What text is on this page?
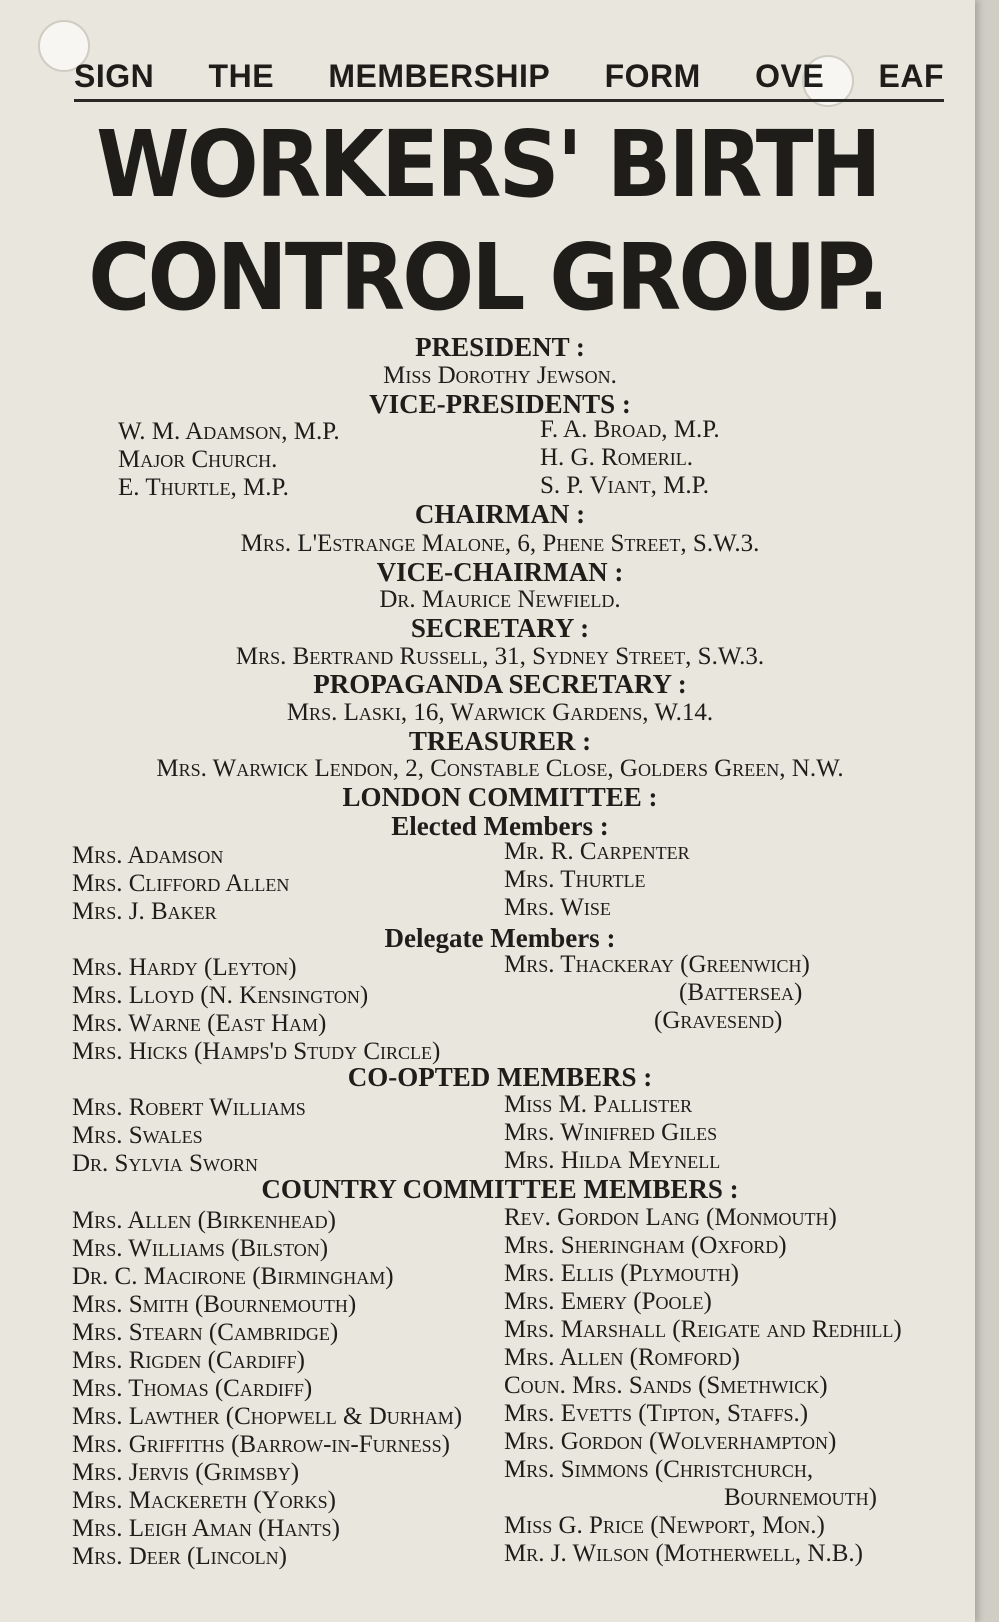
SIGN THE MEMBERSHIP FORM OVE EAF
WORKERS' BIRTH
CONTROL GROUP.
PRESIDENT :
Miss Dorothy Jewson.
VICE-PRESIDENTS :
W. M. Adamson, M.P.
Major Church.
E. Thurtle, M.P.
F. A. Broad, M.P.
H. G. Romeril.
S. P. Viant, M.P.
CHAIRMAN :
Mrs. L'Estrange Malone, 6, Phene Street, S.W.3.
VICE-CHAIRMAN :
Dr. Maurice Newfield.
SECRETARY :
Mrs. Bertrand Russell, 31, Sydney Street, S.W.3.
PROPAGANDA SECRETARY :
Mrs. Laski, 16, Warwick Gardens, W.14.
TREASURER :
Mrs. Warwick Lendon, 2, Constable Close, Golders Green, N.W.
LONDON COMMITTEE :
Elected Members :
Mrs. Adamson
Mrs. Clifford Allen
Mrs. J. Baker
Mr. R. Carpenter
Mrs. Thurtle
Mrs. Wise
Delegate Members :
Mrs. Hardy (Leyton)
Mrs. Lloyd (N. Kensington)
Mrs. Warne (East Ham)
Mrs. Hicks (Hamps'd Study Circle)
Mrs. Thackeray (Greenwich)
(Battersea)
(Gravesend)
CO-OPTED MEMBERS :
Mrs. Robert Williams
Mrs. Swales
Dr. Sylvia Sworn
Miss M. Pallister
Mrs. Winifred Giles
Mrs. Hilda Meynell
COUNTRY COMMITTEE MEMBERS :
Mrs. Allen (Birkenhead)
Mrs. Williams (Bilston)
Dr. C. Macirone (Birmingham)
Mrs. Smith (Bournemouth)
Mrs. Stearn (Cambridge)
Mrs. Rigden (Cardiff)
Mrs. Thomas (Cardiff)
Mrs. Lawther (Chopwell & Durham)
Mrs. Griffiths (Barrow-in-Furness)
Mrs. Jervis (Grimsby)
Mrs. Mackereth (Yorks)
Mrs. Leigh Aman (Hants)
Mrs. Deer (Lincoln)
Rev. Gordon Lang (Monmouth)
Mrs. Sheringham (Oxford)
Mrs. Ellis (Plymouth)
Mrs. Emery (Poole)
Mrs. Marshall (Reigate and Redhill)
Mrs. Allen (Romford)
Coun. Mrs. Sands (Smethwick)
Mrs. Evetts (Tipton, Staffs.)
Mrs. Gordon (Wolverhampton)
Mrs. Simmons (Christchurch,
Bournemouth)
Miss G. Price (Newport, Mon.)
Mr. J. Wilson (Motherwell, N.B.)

#####

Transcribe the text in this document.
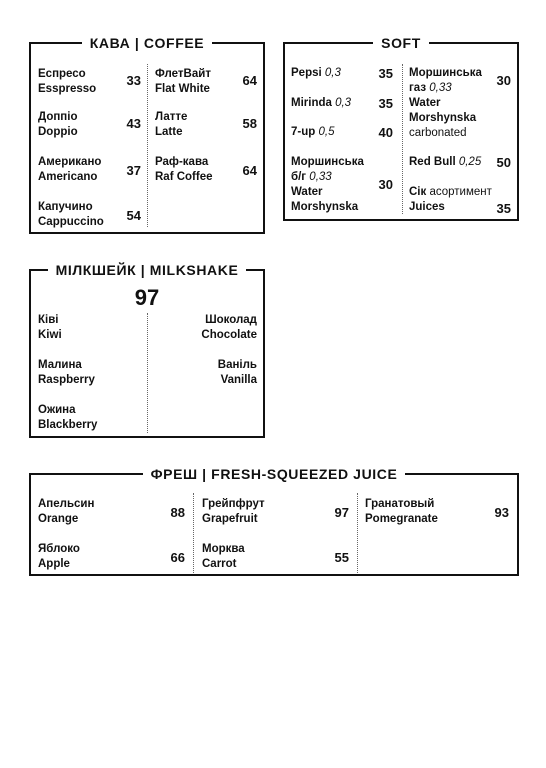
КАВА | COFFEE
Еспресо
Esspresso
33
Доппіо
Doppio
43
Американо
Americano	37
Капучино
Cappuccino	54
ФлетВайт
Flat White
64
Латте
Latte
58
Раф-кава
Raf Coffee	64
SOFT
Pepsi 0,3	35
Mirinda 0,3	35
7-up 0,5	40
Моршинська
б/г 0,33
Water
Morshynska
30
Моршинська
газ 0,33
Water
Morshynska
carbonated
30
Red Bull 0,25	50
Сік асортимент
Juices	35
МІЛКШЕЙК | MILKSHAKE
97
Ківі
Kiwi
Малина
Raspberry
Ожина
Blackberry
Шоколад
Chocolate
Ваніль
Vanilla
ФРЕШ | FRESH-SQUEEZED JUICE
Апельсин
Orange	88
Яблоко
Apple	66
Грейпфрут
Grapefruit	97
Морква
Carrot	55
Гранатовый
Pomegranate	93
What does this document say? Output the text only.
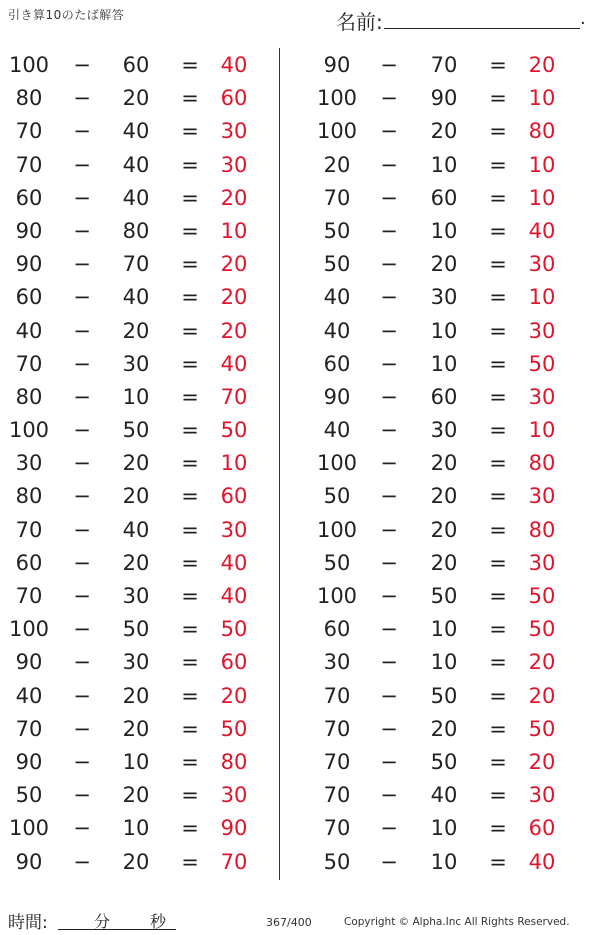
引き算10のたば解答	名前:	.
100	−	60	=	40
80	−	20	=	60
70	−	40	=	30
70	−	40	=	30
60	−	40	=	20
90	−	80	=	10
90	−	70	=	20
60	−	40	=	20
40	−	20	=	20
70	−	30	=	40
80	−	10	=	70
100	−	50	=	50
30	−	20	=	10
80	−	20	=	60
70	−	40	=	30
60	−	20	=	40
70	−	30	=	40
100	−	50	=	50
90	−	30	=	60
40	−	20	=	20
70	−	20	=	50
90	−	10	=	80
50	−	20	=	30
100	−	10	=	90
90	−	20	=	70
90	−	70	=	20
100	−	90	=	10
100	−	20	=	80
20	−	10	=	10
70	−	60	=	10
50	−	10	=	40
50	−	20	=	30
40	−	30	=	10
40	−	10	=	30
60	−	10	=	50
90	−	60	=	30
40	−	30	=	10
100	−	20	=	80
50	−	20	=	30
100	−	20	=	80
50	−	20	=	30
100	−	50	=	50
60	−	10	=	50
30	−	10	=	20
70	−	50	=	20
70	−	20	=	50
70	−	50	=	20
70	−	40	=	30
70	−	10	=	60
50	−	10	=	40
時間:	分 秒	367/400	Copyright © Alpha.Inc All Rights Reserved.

#####

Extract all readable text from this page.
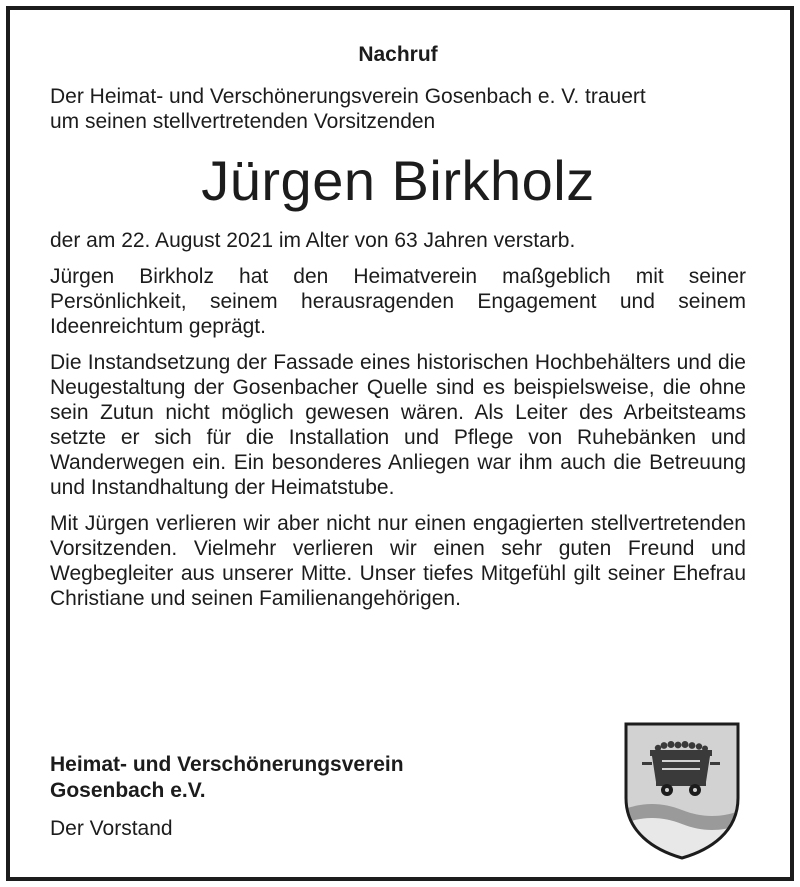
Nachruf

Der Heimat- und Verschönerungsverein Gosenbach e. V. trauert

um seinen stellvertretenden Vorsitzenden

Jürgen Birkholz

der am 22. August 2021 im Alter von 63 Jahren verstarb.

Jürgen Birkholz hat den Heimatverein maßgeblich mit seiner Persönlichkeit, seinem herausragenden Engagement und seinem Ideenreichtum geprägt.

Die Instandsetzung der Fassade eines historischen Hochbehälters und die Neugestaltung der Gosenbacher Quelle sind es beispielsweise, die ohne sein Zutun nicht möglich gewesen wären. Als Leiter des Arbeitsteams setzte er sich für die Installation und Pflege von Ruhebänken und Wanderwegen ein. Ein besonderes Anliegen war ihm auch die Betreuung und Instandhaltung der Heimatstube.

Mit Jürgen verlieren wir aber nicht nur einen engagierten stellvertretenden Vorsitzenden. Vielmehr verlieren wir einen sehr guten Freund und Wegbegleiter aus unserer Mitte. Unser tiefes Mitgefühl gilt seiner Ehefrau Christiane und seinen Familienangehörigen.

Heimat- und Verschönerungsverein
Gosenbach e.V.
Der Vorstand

#####

> [WHAT TO DO]:
Where a line above contains the word "seiner", copy that line.

> [RESULT OF THIS EXERCISE]:
Jürgen Birkholz hat den Heimatverein maßgeblich mit seiner Persönlichkeit, seinem herausragenden Engagement und seinem Ideenreichtum geprägt.
Mit Jürgen verlieren wir aber nicht nur einen engagierten stellvertretenden Vorsitzenden. Vielmehr verlieren wir einen sehr guten Freund und Wegbegleiter aus unserer Mitte. Unser tiefes Mitgefühl gilt seiner Ehefrau Christiane und seinen Familienangehörigen.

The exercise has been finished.